** BEGIN **
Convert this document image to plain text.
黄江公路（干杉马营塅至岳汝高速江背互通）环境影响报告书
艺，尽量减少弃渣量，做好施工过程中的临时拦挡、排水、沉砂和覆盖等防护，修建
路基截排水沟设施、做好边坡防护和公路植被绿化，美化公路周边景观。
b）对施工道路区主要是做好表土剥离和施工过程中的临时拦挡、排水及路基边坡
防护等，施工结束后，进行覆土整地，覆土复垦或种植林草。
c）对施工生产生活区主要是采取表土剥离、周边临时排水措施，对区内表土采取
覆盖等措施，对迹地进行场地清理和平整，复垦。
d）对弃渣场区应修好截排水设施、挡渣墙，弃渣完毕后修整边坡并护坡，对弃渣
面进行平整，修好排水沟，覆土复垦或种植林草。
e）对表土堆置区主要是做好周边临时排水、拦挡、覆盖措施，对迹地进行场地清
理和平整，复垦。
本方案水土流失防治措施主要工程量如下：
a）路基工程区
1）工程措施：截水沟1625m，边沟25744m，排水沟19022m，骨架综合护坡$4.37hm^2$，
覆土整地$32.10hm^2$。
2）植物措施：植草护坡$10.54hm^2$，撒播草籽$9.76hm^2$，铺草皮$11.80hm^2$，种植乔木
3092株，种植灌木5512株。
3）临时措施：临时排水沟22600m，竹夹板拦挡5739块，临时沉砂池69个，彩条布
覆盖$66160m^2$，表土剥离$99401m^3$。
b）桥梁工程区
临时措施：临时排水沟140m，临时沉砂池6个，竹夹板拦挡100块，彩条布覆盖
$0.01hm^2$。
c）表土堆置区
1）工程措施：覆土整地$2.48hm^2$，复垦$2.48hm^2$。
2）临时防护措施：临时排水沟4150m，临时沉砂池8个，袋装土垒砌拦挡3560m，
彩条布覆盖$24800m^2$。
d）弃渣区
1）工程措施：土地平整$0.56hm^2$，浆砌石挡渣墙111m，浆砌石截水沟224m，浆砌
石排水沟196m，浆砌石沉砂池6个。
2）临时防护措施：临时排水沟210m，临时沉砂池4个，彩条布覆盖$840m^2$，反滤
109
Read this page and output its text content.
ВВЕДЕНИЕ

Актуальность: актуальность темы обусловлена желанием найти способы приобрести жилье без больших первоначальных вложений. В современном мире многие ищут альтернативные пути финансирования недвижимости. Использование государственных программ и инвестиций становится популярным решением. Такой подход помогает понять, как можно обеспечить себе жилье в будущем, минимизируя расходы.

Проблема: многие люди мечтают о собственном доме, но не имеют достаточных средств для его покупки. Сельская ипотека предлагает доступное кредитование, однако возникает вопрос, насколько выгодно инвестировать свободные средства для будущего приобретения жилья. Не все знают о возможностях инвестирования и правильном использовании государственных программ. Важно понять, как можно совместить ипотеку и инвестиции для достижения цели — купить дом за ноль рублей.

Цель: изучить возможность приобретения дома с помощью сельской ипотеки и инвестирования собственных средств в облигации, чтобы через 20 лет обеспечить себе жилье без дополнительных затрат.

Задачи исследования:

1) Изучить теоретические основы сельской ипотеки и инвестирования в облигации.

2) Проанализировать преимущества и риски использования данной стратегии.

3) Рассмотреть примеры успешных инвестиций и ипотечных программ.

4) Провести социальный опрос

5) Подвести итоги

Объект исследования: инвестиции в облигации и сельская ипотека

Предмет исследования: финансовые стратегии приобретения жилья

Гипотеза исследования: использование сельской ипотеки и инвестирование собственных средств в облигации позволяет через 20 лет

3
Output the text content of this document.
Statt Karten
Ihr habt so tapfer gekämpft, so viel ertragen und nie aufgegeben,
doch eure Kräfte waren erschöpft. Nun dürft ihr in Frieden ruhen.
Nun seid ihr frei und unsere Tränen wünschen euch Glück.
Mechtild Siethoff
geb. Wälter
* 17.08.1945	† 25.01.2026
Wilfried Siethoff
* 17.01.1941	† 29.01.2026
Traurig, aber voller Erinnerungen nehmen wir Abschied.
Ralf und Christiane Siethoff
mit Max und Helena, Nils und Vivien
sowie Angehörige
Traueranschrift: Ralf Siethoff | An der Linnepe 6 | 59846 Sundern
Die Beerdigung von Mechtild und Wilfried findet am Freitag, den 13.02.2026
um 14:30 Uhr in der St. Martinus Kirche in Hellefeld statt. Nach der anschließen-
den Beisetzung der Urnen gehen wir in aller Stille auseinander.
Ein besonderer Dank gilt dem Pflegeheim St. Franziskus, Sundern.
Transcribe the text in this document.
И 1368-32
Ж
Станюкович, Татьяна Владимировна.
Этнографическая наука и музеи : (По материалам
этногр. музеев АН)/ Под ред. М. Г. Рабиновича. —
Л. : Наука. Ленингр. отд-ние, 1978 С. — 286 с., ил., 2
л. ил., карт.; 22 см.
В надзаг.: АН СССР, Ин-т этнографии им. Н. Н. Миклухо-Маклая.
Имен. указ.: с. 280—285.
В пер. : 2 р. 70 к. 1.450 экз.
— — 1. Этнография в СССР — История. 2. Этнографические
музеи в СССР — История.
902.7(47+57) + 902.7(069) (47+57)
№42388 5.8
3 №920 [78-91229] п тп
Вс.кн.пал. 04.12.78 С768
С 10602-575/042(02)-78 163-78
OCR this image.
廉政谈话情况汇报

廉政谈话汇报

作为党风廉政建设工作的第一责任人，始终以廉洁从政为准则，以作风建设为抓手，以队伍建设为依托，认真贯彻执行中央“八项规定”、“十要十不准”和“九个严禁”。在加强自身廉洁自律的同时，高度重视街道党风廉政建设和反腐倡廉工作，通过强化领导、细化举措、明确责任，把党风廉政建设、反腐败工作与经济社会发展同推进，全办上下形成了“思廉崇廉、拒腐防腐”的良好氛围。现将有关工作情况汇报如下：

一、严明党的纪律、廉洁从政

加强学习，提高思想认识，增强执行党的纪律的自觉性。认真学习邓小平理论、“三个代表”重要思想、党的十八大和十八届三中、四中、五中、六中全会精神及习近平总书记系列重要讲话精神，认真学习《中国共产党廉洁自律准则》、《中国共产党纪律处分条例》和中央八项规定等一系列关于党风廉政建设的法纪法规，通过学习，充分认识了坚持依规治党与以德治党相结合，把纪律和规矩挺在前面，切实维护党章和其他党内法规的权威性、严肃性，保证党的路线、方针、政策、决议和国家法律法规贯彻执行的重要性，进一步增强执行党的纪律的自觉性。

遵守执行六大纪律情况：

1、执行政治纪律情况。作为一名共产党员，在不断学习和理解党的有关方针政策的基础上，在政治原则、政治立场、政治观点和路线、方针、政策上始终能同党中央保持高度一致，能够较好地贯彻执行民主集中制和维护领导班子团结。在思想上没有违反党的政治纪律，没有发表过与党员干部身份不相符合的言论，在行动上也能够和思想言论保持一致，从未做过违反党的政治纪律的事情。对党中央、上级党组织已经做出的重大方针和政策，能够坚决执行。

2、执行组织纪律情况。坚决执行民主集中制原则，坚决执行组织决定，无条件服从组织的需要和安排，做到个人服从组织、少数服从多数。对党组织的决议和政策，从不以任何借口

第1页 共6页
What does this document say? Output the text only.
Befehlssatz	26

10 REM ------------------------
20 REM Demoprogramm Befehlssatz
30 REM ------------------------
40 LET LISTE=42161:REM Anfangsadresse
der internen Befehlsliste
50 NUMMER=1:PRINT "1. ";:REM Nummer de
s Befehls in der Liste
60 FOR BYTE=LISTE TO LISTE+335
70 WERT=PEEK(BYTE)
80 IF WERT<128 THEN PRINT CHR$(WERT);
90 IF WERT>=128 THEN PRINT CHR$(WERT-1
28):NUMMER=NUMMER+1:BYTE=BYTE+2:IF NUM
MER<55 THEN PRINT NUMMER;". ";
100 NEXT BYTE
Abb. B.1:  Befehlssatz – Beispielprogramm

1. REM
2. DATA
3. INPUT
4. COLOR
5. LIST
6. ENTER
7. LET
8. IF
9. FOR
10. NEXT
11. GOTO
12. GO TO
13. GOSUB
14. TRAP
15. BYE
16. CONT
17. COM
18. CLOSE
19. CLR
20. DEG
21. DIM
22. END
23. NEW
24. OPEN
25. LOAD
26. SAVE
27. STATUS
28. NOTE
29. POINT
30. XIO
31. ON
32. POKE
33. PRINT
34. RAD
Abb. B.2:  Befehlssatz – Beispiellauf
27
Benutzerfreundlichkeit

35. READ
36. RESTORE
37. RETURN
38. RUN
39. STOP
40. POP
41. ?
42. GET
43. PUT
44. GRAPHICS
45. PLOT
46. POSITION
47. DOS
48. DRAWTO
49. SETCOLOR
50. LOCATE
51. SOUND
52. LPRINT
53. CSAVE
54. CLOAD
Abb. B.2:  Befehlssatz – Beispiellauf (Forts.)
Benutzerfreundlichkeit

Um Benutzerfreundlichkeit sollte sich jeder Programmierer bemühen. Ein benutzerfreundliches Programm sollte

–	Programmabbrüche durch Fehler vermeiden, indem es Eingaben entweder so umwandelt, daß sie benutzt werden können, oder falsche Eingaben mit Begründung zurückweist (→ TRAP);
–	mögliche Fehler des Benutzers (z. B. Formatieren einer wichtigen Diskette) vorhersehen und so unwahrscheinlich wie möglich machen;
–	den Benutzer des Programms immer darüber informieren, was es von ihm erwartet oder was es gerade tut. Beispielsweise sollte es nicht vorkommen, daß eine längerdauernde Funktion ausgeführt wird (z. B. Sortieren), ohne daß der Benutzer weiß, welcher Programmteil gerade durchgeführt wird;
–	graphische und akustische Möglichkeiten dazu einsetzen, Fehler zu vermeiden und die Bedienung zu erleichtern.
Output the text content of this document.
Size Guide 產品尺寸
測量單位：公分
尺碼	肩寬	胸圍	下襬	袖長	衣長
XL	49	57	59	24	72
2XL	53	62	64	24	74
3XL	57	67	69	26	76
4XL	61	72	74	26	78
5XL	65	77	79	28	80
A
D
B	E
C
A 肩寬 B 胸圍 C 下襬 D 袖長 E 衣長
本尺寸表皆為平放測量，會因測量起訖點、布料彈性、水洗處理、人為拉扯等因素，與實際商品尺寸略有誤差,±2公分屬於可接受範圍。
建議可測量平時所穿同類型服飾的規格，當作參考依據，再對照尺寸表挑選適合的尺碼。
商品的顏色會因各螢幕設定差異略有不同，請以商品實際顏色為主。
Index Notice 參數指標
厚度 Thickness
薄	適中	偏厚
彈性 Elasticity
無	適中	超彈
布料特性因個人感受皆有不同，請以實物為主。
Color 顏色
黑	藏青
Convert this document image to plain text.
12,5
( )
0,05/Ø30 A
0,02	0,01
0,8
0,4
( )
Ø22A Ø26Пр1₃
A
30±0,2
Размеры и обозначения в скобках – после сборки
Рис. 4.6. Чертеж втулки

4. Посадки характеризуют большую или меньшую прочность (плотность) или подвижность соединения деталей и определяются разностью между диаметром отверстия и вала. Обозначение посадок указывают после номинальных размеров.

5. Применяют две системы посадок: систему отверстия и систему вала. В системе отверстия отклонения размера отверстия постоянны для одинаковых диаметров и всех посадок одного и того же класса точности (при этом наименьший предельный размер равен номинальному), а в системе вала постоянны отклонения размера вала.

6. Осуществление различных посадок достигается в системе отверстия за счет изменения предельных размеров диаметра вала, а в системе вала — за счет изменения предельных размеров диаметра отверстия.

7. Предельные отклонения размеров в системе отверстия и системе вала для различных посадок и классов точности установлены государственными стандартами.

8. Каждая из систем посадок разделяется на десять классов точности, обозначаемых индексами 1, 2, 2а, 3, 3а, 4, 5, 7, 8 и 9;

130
** END **
EXERCISE TASK =
Show every line from the entries above in which the word "музеи" appears.

PROBLEM SOLUTION =
Этнографическая наука и музеи : (По материалам
музеи в СССР — История.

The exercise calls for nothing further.